Reproduce each line exactly.

_ _ _ _ _

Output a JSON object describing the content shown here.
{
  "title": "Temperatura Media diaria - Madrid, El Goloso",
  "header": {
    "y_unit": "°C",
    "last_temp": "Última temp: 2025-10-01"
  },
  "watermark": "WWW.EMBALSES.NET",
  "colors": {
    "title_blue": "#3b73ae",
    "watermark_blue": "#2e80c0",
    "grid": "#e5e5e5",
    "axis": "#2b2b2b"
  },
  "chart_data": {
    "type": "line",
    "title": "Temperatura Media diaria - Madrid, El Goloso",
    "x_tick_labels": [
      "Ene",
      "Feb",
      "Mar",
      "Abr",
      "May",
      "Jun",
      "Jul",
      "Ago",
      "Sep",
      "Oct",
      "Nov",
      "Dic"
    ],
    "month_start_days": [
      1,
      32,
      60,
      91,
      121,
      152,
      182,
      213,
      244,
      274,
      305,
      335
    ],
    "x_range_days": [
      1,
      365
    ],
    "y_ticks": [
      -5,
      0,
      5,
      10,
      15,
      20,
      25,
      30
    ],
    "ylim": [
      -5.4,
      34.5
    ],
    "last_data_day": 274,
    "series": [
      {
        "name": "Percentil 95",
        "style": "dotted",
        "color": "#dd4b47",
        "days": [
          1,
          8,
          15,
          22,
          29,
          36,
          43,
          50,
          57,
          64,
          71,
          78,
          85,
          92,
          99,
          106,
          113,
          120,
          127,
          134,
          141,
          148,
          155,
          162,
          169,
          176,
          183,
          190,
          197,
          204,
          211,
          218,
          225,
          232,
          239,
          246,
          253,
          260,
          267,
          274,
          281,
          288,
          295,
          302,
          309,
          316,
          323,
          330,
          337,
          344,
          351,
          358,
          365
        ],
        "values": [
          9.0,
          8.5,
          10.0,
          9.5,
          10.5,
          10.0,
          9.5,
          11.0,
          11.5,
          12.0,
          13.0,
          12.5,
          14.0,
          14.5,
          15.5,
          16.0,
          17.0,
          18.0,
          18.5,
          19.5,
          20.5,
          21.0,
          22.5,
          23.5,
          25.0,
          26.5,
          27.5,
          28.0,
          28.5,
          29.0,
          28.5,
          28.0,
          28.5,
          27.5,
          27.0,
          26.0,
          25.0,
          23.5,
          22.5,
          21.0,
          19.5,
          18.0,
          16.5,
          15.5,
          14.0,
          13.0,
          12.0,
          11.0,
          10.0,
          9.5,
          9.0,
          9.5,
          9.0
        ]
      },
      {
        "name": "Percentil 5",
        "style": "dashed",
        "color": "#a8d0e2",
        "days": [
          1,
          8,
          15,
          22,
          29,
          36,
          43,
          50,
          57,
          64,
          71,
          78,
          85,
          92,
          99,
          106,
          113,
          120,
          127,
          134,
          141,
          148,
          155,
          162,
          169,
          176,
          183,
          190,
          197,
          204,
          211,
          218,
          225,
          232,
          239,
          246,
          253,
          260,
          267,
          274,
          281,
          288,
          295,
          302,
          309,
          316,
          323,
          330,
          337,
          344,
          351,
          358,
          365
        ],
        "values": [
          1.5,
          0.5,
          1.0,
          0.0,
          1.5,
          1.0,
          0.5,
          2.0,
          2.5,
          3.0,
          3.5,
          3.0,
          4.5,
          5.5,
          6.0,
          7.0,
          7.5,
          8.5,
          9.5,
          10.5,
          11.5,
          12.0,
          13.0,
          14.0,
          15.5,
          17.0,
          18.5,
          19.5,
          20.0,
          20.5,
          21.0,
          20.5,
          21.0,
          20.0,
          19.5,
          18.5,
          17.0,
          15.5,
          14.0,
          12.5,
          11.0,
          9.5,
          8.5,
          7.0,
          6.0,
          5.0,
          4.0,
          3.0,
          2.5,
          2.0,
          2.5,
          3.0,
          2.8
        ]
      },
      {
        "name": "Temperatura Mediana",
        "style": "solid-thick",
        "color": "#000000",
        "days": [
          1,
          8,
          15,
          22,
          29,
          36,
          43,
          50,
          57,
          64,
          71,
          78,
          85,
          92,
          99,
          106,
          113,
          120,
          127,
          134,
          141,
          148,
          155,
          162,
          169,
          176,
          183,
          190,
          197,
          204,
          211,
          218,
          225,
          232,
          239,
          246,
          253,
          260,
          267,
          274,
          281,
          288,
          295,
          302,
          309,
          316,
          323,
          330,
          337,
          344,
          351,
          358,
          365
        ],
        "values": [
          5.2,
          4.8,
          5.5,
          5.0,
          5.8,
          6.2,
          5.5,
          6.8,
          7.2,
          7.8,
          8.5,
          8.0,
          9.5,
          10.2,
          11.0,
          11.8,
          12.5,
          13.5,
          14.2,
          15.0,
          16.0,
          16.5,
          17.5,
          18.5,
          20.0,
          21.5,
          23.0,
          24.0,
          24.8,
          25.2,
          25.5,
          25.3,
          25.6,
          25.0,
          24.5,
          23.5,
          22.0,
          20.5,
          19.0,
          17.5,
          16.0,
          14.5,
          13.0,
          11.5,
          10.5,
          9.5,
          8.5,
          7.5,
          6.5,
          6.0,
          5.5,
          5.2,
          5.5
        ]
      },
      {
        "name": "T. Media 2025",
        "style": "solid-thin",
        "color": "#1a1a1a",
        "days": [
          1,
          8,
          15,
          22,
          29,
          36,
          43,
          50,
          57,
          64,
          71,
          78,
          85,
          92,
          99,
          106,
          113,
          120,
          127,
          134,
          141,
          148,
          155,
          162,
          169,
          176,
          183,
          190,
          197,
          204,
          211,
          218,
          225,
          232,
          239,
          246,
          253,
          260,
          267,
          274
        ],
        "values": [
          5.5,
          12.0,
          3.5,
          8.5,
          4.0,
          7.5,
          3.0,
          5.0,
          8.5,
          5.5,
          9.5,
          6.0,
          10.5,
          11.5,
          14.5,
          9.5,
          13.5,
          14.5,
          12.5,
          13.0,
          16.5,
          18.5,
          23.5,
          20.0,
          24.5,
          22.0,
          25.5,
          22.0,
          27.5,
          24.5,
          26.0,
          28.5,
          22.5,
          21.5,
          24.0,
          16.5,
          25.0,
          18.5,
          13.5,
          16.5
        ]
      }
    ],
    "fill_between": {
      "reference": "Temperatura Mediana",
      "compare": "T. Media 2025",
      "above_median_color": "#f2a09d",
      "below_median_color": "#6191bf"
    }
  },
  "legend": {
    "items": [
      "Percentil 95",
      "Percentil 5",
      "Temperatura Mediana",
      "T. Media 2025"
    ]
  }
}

_ _ _ _ _

= OUTPUT BELOW =
Output a JSON object describing the content shown here.
{
  "title": "Temperatura Media diaria - Madrid, El Goloso",
  "header": {
    "y_unit": "°C",
    "last_temp": "Última temp: 2025-10-01"
  },
  "watermark": "WWW.EMBALSES.NET",
  "colors": {
    "title_blue": "#3b73ae",
    "watermark_blue": "#2e80c0",
    "grid": "#e5e5e5",
    "axis": "#2b2b2b"
  },
  "chart_data": {
    "type": "line",
    "title": "Temperatura Media diaria - Madrid, El Goloso",
    "x_tick_labels": [
      "Ene",
      "Feb",
      "Mar",
      "Abr",
      "May",
      "Jun",
      "Jul",
      "Ago",
      "Sep",
      "Oct",
      "Nov",
      "Dic"
    ],
    "month_start_days": [
      1,
      32,
      60,
      91,
      121,
      152,
      182,
      213,
      244,
      274,
      305,
      335
    ],
    "x_range_days": [
      1,
      365
    ],
    "y_ticks": [
      -5,
      0,
      5,
      10,
      15,
      20,
      25,
      30
    ],
    "ylim": [
      -5.4,
      34.5
    ],
    "last_data_day": 274,
    "series": [
      {
        "name": "Percentil 95",
        "style": "dotted",
        "color": "#dd4b47",
        "days": [
          1,
          8,
          15,
          22,
          29,
          36,
          43,
          50,
          57,
          64,
          71,
          78,
          85,
          92,
          99,
          106,
          113,
          120,
          127,
          134,
          141,
          148,
          155,
          162,
          169,
          176,
          183,
          190,
          197,
          204,
          211,
          218,
          225,
          232,
          239,
          246,
          253,
          260,
          267,
          274,
          281,
          288,
          295,
          302,
          309,
          316,
          323,
          330,
          337,
          344,
          351,
          358,
          365
        ],
        "values": [
          9.0,
          8.5,
          10.0,
          9.5,
          10.5,
          10.0,
          9.5,
          11.0,
          11.5,
          12.0,
          13.0,
          12.5,
          14.0,
          14.5,
          15.5,
          16.0,
          17.0,
          18.0,
          18.5,
          19.5,
          20.5,
          21.0,
          22.5,
          23.5,
          25.0,
          26.5,
          27.5,
          28.0,
          28.5,
          29.0,
          28.5,
          28.0,
          28.5,
          27.5,
          27.0,
          26.0,
          25.0,
          23.5,
          22.5,
          21.0,
          19.5,
          18.0,
          16.5,
          15.5,
          14.0,
          13.0,
          12.0,
          11.0,
          10.0,
          9.5,
          9.0,
          9.5,
          9.0
        ]
      },
      {
        "name": "Percentil 5",
        "style": "dashed",
        "color": "#a8d0e2",
        "days": [
          1,
          8,
          15,
          22,
          29,
          36,
          43,
          50,
          57,
          64,
          71,
          78,
          85,
          92,
          99,
          106,
          113,
          120,
          127,
          134,
          141,
          148,
          155,
          162,
          169,
          176,
          183,
          190,
          197,
          204,
          211,
          218,
          225,
          232,
          239,
          246,
          253,
          260,
          267,
          274,
          281,
          288,
          295,
          302,
          309,
          316,
          323,
          330,
          337,
          344,
          351,
          358,
          365
        ],
        "values": [
          1.5,
          0.5,
          1.0,
          0.0,
          1.5,
          1.0,
          0.5,
          2.0,
          2.5,
          3.0,
          3.5,
          3.0,
          4.5,
          5.5,
          6.0,
          7.0,
          7.5,
          8.5,
          9.5,
          10.5,
          11.5,
          12.0,
          13.0,
          14.0,
          15.5,
          17.0,
          18.5,
          19.5,
          20.0,
          20.5,
          21.0,
          20.5,
          21.0,
          20.0,
          19.5,
          18.5,
          17.0,
          15.5,
          14.0,
          12.5,
          11.0,
          9.5,
          8.5,
          7.0,
          6.0,
          5.0,
          4.0,
          3.0,
          2.5,
          2.0,
          2.5,
          3.0,
          2.8
        ]
      },
      {
        "name": "Temperatura Mediana",
        "style": "solid-thick",
        "color": "#000000",
        "days": [
          1,
          8,
          15,
          22,
          29,
          36,
          43,
          50,
          57,
          64,
          71,
          78,
          85,
          92,
          99,
          106,
          113,
          120,
          127,
          134,
          141,
          148,
          155,
          162,
          169,
          176,
          183,
          190,
          197,
          204,
          211,
          218,
          225,
          232,
          239,
          246,
          253,
          260,
          267,
          274,
          281,
          288,
          295,
          302,
          309,
          316,
          323,
          330,
          337,
          344,
          351,
          358,
          365
        ],
        "values": [
          5.2,
          4.8,
          5.5,
          5.0,
          5.8,
          6.2,
          5.5,
          6.8,
          7.2,
          7.8,
          8.5,
          8.0,
          9.5,
          10.2,
          11.0,
          11.8,
          12.5,
          13.5,
          14.2,
          15.0,
          16.0,
          16.5,
          17.5,
          18.5,
          20.0,
          21.5,
          23.0,
          24.0,
          24.8,
          25.2,
          25.5,
          25.3,
          25.6,
          25.0,
          24.5,
          23.5,
          22.0,
          20.5,
          19.0,
          17.5,
          16.0,
          14.5,
          13.0,
          11.5,
          10.5,
          9.5,
          8.5,
          7.5,
          6.5,
          6.0,
          5.5,
          5.2,
          5.5
        ]
      },
      {
        "name": "T. Media 2025",
        "style": "solid-thin",
        "color": "#1a1a1a",
        "days": [
          1,
          8,
          15,
          22,
          29,
          36,
          43,
          50,
          57,
          64,
          71,
          78,
          85,
          92,
          99,
          106,
          113,
          120,
          127,
          134,
          141,
          148,
          155,
          162,
          169,
          176,
          183,
          190,
          197,
          204,
          211,
          218,
          225,
          232,
          239,
          246,
          253,
          260,
          267,
          274
        ],
        "values": [
          5.5,
          12.0,
          3.5,
          8.5,
          4.0,
          7.5,
          3.0,
          5.0,
          8.5,
          5.5,
          9.5,
          6.0,
          10.5,
          11.5,
          14.5,
          9.5,
          13.5,
          14.5,
          12.5,
          13.0,
          16.5,
          18.5,
          23.5,
          20.0,
          24.5,
          22.0,
          25.5,
          22.0,
          27.5,
          24.5,
          26.0,
          28.5,
          22.5,
          21.5,
          24.0,
          16.5,
          25.0,
          18.5,
          13.5,
          16.5
        ]
      }
    ],
    "fill_between": {
      "reference": "Temperatura Mediana",
      "compare": "T. Media 2025",
      "above_median_color": "#f2a09d",
      "below_median_color": "#6191bf"
    }
  },
  "legend": {
    "items": [
      "Percentil 95",
      "Percentil 5",
      "Temperatura Mediana",
      "T. Media 2025"
    ]
  }
}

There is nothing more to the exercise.